**PROBLEM TO WORK ON:** Extract the listing in its entirety, keeping each line identical to the original.
:: TASK INPUTS ::
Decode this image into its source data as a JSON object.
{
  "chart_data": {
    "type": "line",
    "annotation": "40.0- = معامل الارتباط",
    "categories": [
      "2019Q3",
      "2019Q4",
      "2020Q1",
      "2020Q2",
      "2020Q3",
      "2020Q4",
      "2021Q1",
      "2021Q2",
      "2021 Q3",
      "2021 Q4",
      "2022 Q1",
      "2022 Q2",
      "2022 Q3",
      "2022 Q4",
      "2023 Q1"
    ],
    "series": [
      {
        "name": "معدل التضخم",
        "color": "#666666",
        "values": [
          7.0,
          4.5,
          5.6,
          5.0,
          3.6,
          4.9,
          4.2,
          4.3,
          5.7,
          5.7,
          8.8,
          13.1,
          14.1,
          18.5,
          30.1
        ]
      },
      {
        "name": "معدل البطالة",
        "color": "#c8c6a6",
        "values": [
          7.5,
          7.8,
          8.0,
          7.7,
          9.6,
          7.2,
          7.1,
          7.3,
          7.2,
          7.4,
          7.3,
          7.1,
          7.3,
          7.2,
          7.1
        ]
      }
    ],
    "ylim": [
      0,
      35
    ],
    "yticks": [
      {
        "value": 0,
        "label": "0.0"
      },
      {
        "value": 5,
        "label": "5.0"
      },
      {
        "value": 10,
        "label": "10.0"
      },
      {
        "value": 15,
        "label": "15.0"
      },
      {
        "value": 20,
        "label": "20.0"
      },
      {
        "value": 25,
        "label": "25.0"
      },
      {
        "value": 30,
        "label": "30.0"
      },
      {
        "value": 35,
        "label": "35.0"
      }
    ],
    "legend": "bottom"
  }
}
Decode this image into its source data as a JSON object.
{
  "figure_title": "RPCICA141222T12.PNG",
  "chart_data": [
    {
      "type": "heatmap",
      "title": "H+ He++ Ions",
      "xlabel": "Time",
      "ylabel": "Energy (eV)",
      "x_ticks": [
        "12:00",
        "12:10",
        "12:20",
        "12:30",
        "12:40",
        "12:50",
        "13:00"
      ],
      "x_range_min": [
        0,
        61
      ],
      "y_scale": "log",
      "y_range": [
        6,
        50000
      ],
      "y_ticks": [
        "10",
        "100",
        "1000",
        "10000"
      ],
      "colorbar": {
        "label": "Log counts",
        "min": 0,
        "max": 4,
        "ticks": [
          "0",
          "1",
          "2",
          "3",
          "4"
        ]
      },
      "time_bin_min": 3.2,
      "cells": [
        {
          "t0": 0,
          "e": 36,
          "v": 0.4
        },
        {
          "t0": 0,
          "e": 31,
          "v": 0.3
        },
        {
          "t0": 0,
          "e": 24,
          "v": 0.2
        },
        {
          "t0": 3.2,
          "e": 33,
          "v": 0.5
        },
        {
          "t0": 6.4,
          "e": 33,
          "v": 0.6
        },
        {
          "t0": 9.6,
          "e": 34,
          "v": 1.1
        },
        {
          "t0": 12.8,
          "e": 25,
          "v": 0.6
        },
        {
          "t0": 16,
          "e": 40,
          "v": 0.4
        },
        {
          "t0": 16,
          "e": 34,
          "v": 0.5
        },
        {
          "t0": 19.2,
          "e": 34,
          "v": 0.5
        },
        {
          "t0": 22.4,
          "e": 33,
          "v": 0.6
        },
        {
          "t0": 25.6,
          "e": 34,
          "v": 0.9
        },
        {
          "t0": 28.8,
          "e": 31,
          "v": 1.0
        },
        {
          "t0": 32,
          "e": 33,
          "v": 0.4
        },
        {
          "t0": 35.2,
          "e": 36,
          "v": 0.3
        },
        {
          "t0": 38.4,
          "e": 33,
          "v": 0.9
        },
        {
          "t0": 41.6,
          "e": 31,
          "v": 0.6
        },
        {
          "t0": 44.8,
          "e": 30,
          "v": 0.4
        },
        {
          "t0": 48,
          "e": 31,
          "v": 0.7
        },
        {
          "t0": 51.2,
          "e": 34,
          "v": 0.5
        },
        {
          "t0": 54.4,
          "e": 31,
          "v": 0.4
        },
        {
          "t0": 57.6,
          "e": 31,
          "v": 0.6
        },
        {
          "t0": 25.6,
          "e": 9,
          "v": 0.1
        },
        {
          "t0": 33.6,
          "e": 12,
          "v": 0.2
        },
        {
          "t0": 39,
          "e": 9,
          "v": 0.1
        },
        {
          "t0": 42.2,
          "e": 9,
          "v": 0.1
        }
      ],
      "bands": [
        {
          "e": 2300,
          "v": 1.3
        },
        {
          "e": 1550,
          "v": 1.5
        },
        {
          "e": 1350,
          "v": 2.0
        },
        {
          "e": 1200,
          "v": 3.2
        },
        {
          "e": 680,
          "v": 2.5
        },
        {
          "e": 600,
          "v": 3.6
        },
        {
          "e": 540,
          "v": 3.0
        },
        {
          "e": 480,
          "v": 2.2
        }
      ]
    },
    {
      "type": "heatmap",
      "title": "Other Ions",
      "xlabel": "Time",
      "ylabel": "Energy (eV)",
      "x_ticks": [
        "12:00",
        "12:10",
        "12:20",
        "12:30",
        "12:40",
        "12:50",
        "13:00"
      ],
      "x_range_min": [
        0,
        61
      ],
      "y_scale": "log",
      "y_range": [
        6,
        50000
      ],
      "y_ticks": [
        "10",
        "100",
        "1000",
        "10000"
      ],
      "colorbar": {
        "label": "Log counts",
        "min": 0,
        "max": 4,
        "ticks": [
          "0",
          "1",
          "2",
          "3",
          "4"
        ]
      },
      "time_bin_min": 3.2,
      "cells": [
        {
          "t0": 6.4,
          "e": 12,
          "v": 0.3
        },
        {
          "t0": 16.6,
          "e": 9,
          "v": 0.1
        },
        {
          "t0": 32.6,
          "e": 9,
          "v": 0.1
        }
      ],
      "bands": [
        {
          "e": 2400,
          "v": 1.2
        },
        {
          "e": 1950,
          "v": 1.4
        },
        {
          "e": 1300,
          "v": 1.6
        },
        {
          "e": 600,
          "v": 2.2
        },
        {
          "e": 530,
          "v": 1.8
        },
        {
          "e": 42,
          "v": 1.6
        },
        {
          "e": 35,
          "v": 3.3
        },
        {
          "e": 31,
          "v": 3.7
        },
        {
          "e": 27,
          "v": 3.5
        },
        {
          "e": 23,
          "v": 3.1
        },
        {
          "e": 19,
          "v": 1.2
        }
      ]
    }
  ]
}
:::
**WRITTEN REPLY:**
Decode this image into its source data as a JSON object.
{
  "chart_data": {
    "type": "line",
    "annotation": "40.0- = معامل الارتباط",
    "categories": [
      "2019Q3",
      "2019Q4",
      "2020Q1",
      "2020Q2",
      "2020Q3",
      "2020Q4",
      "2021Q1",
      "2021Q2",
      "2021 Q3",
      "2021 Q4",
      "2022 Q1",
      "2022 Q2",
      "2022 Q3",
      "2022 Q4",
      "2023 Q1"
    ],
    "series": [
      {
        "name": "معدل التضخم",
        "color": "#666666",
        "values": [
          7.0,
          4.5,
          5.6,
          5.0,
          3.6,
          4.9,
          4.2,
          4.3,
          5.7,
          5.7,
          8.8,
          13.1,
          14.1,
          18.5,
          30.1
        ]
      },
      {
        "name": "معدل البطالة",
        "color": "#c8c6a6",
        "values": [
          7.5,
          7.8,
          8.0,
          7.7,
          9.6,
          7.2,
          7.1,
          7.3,
          7.2,
          7.4,
          7.3,
          7.1,
          7.3,
          7.2,
          7.1
        ]
      }
    ],
    "ylim": [
      0,
      35
    ],
    "yticks": [
      {
        "value": 0,
        "label": "0.0"
      },
      {
        "value": 5,
        "label": "5.0"
      },
      {
        "value": 10,
        "label": "10.0"
      },
      {
        "value": 15,
        "label": "15.0"
      },
      {
        "value": 20,
        "label": "20.0"
      },
      {
        "value": 25,
        "label": "25.0"
      },
      {
        "value": 30,
        "label": "30.0"
      },
      {
        "value": 35,
        "label": "35.0"
      }
    ],
    "legend": "bottom"
  }
}
Decode this image into its source data as a JSON object.
{
  "figure_title": "RPCICA141222T12.PNG",
  "chart_data": [
    {
      "type": "heatmap",
      "title": "H+ He++ Ions",
      "xlabel": "Time",
      "ylabel": "Energy (eV)",
      "x_ticks": [
        "12:00",
        "12:10",
        "12:20",
        "12:30",
        "12:40",
        "12:50",
        "13:00"
      ],
      "x_range_min": [
        0,
        61
      ],
      "y_scale": "log",
      "y_range": [
        6,
        50000
      ],
      "y_ticks": [
        "10",
        "100",
        "1000",
        "10000"
      ],
      "colorbar": {
        "label": "Log counts",
        "min": 0,
        "max": 4,
        "ticks": [
          "0",
          "1",
          "2",
          "3",
          "4"
        ]
      },
      "time_bin_min": 3.2,
      "cells": [
        {
          "t0": 0,
          "e": 36,
          "v": 0.4
        },
        {
          "t0": 0,
          "e": 31,
          "v": 0.3
        },
        {
          "t0": 0,
          "e": 24,
          "v": 0.2
        },
        {
          "t0": 3.2,
          "e": 33,
          "v": 0.5
        },
        {
          "t0": 6.4,
          "e": 33,
          "v": 0.6
        },
        {
          "t0": 9.6,
          "e": 34,
          "v": 1.1
        },
        {
          "t0": 12.8,
          "e": 25,
          "v": 0.6
        },
        {
          "t0": 16,
          "e": 40,
          "v": 0.4
        },
        {
          "t0": 16,
          "e": 34,
          "v": 0.5
        },
        {
          "t0": 19.2,
          "e": 34,
          "v": 0.5
        },
        {
          "t0": 22.4,
          "e": 33,
          "v": 0.6
        },
        {
          "t0": 25.6,
          "e": 34,
          "v": 0.9
        },
        {
          "t0": 28.8,
          "e": 31,
          "v": 1.0
        },
        {
          "t0": 32,
          "e": 33,
          "v": 0.4
        },
        {
          "t0": 35.2,
          "e": 36,
          "v": 0.3
        },
        {
          "t0": 38.4,
          "e": 33,
          "v": 0.9
        },
        {
          "t0": 41.6,
          "e": 31,
          "v": 0.6
        },
        {
          "t0": 44.8,
          "e": 30,
          "v": 0.4
        },
        {
          "t0": 48,
          "e": 31,
          "v": 0.7
        },
        {
          "t0": 51.2,
          "e": 34,
          "v": 0.5
        },
        {
          "t0": 54.4,
          "e": 31,
          "v": 0.4
        },
        {
          "t0": 57.6,
          "e": 31,
          "v": 0.6
        },
        {
          "t0": 25.6,
          "e": 9,
          "v": 0.1
        },
        {
          "t0": 33.6,
          "e": 12,
          "v": 0.2
        },
        {
          "t0": 39,
          "e": 9,
          "v": 0.1
        },
        {
          "t0": 42.2,
          "e": 9,
          "v": 0.1
        }
      ],
      "bands": [
        {
          "e": 2300,
          "v": 1.3
        },
        {
          "e": 1550,
          "v": 1.5
        },
        {
          "e": 1350,
          "v": 2.0
        },
        {
          "e": 1200,
          "v": 3.2
        },
        {
          "e": 680,
          "v": 2.5
        },
        {
          "e": 600,
          "v": 3.6
        },
        {
          "e": 540,
          "v": 3.0
        },
        {
          "e": 480,
          "v": 2.2
        }
      ]
    },
    {
      "type": "heatmap",
      "title": "Other Ions",
      "xlabel": "Time",
      "ylabel": "Energy (eV)",
      "x_ticks": [
        "12:00",
        "12:10",
        "12:20",
        "12:30",
        "12:40",
        "12:50",
        "13:00"
      ],
      "x_range_min": [
        0,
        61
      ],
      "y_scale": "log",
      "y_range": [
        6,
        50000
      ],
      "y_ticks": [
        "10",
        "100",
        "1000",
        "10000"
      ],
      "colorbar": {
        "label": "Log counts",
        "min": 0,
        "max": 4,
        "ticks": [
          "0",
          "1",
          "2",
          "3",
          "4"
        ]
      },
      "time_bin_min": 3.2,
      "cells": [
        {
          "t0": 6.4,
          "e": 12,
          "v": 0.3
        },
        {
          "t0": 16.6,
          "e": 9,
          "v": 0.1
        },
        {
          "t0": 32.6,
          "e": 9,
          "v": 0.1
        }
      ],
      "bands": [
        {
          "e": 2400,
          "v": 1.2
        },
        {
          "e": 1950,
          "v": 1.4
        },
        {
          "e": 1300,
          "v": 1.6
        },
        {
          "e": 600,
          "v": 2.2
        },
        {
          "e": 530,
          "v": 1.8
        },
        {
          "e": 42,
          "v": 1.6
        },
        {
          "e": 35,
          "v": 3.3
        },
        {
          "e": 31,
          "v": 3.7
        },
        {
          "e": 27,
          "v": 3.5
        },
        {
          "e": 23,
          "v": 3.1
        },
        {
          "e": 19,
          "v": 1.2
        }
      ]
    }
  ]
}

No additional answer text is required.